- Passage given
— Begin —

DOES THE SECOND AMENDMENT PROTECT THE RIGHT TO BEAR ARMS?
By Tom Head: A Mississippi native, longtime activist on civil rights issues, and an academic specialising in the history of ideas, He believes that a sustainable approach to civil liberties depends heavily on the entire community’s willingness to connect and empathize with people who are most directly affected by specific authoritarian policies. Ideologically, he trends left-libertarian and tends to agree with the American Civil Liberties Union (ACLU) more often than not. He has become increasingly skeptical of the Libertarian Party, primarily because of its tendency to support states rights to the exclusion of federal civil rights law, but still believes that it can become a force for good in American politics.
The Second Amendment reads as follows:
A well regulated militia, being necessary to the security of a free state, the right of the people to keep and bear arms, shall not be infringed.
Now that the United States is protected by a trained, volunteer military force rather than a civilian militia, is the Second Amendment still valid? Does the Second Amendment exclusively provide for arms to supply a civilian militia, or does it guarantee a separate universal right to bear arms?
Until DC v Heller (2008), the U.S. Supreme Court had never struck down a gun control law on Second Amendment grounds.

— End —

- Dataset rows

— Begin —

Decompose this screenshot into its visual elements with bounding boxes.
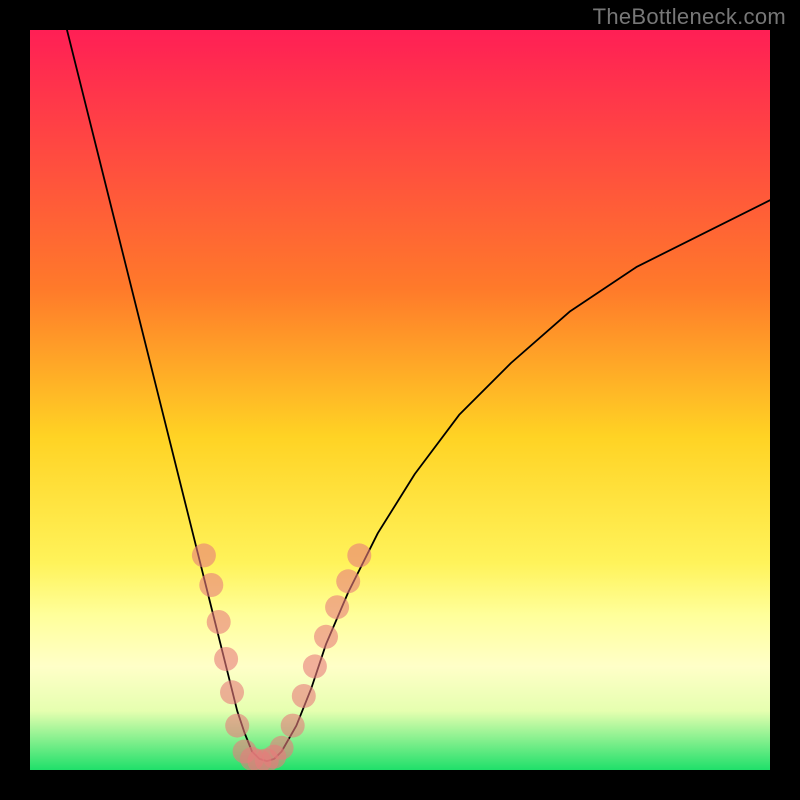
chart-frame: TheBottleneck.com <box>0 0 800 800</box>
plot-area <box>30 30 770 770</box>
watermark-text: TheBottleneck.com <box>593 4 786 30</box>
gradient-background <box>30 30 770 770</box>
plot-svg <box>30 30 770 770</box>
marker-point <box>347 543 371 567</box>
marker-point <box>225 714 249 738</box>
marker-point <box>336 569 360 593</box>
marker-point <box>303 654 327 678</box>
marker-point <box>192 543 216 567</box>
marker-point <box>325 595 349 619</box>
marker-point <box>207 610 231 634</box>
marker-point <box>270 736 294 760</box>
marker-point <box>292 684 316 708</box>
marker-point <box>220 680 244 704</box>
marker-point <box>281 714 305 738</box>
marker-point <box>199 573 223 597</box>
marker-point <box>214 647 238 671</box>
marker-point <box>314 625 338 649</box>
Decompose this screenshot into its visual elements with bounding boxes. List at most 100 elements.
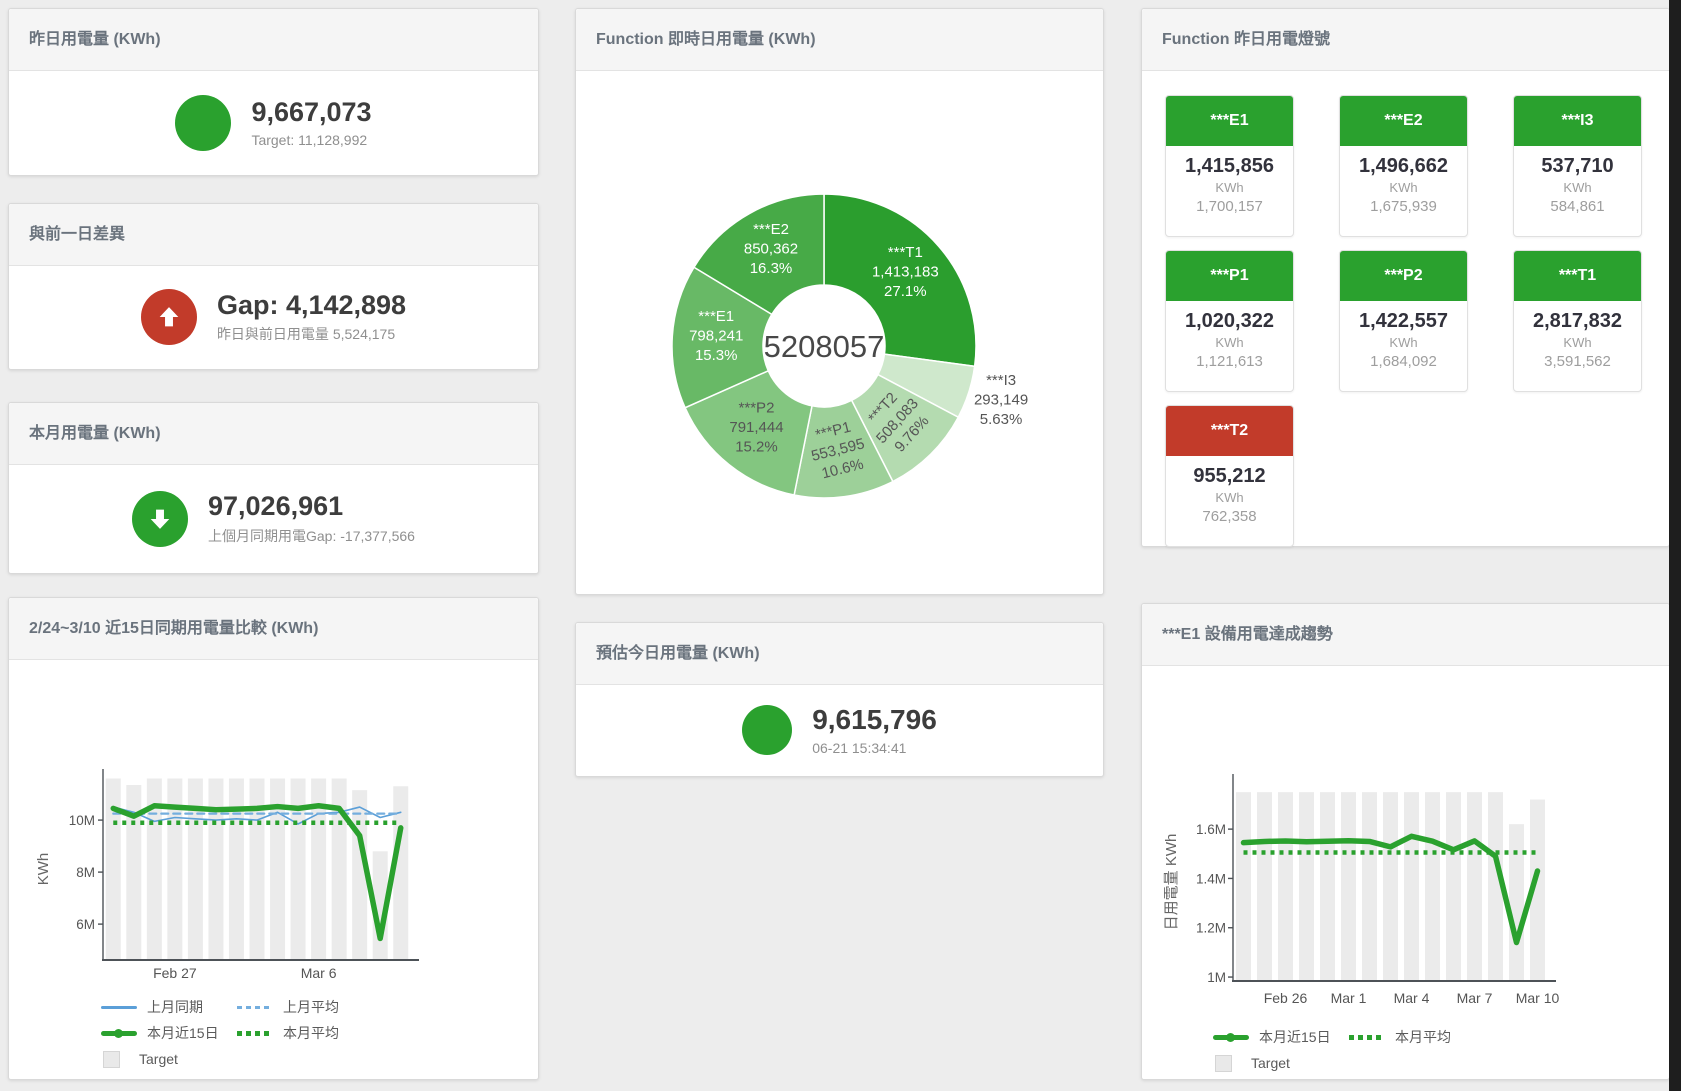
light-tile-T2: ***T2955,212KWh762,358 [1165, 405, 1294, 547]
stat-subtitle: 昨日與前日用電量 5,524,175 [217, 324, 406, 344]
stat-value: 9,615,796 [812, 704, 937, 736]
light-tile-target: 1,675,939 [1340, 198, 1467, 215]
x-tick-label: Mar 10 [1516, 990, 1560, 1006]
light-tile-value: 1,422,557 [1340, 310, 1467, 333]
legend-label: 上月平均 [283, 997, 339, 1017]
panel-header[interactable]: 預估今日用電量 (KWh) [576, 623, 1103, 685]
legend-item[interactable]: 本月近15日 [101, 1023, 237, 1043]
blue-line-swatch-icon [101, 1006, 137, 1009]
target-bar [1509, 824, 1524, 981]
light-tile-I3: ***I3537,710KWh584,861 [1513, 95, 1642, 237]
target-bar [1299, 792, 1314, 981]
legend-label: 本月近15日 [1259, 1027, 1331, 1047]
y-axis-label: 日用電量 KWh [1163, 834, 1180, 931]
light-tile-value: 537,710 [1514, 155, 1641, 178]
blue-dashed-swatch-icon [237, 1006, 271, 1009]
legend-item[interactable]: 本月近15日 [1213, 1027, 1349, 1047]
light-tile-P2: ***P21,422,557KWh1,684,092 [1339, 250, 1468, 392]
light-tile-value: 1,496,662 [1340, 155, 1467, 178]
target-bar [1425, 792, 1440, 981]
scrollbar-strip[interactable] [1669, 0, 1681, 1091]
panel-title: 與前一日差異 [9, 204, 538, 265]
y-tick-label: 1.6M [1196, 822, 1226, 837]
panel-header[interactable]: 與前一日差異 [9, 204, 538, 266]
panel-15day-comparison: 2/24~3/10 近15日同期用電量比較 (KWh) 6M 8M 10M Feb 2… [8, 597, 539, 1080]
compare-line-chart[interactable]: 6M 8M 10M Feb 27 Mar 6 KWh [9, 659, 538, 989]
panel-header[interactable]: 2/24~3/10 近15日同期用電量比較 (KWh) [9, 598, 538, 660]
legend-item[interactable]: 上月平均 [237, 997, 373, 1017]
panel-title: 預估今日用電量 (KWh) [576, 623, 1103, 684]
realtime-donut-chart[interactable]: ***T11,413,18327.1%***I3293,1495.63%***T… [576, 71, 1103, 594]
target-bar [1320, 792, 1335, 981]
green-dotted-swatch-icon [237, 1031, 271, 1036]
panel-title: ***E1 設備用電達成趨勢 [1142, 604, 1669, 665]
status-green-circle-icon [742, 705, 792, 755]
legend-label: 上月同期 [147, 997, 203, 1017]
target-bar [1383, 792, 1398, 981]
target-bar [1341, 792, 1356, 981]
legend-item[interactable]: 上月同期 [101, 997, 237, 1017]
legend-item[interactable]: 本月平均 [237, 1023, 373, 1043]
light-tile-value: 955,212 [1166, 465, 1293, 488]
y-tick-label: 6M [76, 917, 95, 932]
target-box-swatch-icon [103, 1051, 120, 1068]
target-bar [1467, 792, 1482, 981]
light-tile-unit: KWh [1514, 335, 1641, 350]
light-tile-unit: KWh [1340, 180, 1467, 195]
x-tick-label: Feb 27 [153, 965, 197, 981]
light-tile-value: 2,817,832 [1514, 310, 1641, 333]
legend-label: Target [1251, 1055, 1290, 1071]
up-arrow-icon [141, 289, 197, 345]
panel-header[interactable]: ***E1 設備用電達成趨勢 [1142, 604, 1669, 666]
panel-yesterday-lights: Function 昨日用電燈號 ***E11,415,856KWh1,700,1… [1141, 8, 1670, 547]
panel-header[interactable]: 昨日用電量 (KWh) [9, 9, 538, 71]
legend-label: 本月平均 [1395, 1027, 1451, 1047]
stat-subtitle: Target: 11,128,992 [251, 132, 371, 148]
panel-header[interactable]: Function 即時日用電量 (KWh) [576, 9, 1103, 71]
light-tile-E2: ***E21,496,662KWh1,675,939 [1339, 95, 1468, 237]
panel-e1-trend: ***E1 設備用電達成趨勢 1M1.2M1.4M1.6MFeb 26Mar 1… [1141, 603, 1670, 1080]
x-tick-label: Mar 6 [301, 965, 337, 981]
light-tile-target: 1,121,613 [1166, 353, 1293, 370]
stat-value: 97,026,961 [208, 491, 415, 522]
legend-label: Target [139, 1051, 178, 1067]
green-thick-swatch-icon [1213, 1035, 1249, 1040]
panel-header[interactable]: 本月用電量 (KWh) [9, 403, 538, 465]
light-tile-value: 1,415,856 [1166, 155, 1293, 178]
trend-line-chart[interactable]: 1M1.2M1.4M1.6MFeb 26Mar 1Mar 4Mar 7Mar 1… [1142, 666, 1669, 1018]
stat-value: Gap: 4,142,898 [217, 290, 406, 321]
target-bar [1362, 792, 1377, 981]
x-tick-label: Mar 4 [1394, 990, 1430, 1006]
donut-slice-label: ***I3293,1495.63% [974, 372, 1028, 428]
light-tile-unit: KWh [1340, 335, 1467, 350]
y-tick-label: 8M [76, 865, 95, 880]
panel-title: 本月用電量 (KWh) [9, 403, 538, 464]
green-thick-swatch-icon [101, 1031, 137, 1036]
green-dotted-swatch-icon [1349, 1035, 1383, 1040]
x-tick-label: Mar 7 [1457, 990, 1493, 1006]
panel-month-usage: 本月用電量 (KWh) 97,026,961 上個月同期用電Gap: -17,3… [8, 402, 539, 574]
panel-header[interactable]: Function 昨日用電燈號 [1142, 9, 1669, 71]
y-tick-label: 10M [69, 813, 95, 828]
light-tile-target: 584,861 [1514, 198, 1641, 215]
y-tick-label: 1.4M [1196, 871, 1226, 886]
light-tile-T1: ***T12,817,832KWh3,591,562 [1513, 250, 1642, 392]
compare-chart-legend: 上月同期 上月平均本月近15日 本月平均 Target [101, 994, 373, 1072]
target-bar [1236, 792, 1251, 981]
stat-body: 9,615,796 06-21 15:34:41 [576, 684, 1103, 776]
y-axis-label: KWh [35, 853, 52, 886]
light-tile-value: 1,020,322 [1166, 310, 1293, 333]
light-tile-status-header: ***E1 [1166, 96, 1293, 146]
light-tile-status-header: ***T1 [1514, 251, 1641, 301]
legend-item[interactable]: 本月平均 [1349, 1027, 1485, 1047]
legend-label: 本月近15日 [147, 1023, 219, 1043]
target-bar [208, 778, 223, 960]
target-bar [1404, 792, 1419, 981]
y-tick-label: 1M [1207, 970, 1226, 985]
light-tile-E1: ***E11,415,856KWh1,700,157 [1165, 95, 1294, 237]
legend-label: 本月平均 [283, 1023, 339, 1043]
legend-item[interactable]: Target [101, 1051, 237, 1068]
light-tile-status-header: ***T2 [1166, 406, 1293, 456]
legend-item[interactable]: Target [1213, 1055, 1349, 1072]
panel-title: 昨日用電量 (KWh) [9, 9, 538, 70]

— End —

- Set tasks
**A.** In the Second Amendment article, what now protects the United States instead of a civilian militia?
**B.** Put this sentence from the Second Amendment article into Spanish: "Until DC v Heller (2008), the U.S. Supreme Court had never struck down a gun control law on Second Amendment grounds."
**C.** Extend the Second Amendment article by writing on from its final sentence.
The listing has nothing to do with what comes next.

- Expected responses
**A.** A trained, volunteer military force.

**B.** Hasta DC v Heller (2008), la Corte Suprema de los Estados Unidos nunca había anulado una ley de control de armas por motivos de la Segunda Enmienda.

**C.**
The two cases generally cited as most relevant to the Second Amendment are:
U.S. v. Cruikshank (1875), in which the U.S. Supreme Court struck down an 1870 federal law punishing individuals for violating the civil rights of others, using the Fourteenth Amendment to justify federal intervention in law enforcement (which was generally left to the states). The test case was the 1873 Colfax Massacre, in which over 100 African Americans were murdered by the White League, a militant white supremacist organization that was extremely active in Louisiana in the decades following the American Civil War. Chief Justice Morrison Waite delivered a ruling stating that the law was unconstitutional. While the case had no direct relevance to the Second Amendment, Waite did briefly list an individual right to bear arms among those rights that would have been protected by the federal law.
U.S. v. Miller (1939), in which two bank robbers transported a sawed-off shotgun across state lines in violation of the National Firearms Act of 1934. After the bank robbers challenged the law on Second Amendment grounds, Justice James C. McReynolds delivered a majority ruling stating that the Second Amendment was not relevant to their case, in part because a sawed-off shotgun is not a standard weapon for use in U.S. civilian militias.
The well-regulated militia referred to in the Second Amendment was, in fact, the 18th-century equivalent to the U.S. Armed Forces. Other than a small force of paid officers (primarily responsible for supervising civilian conscripts), the United States that existed at the time the Second Amendment was proposed had no professional, trained army. Instead it relied almost exclusively on civilian militias for selfdefense–in other words, the rounding up of all available men between the ages of 18 and 50. In the event of foreign invasion, there would be no trained military force to hold back the British or the French. The United States relied on the power of its own citizens to defend the country against attack, and had committed to such an isolationist foreign policy that the chances of ever deploying forces overseas seemed remote at best.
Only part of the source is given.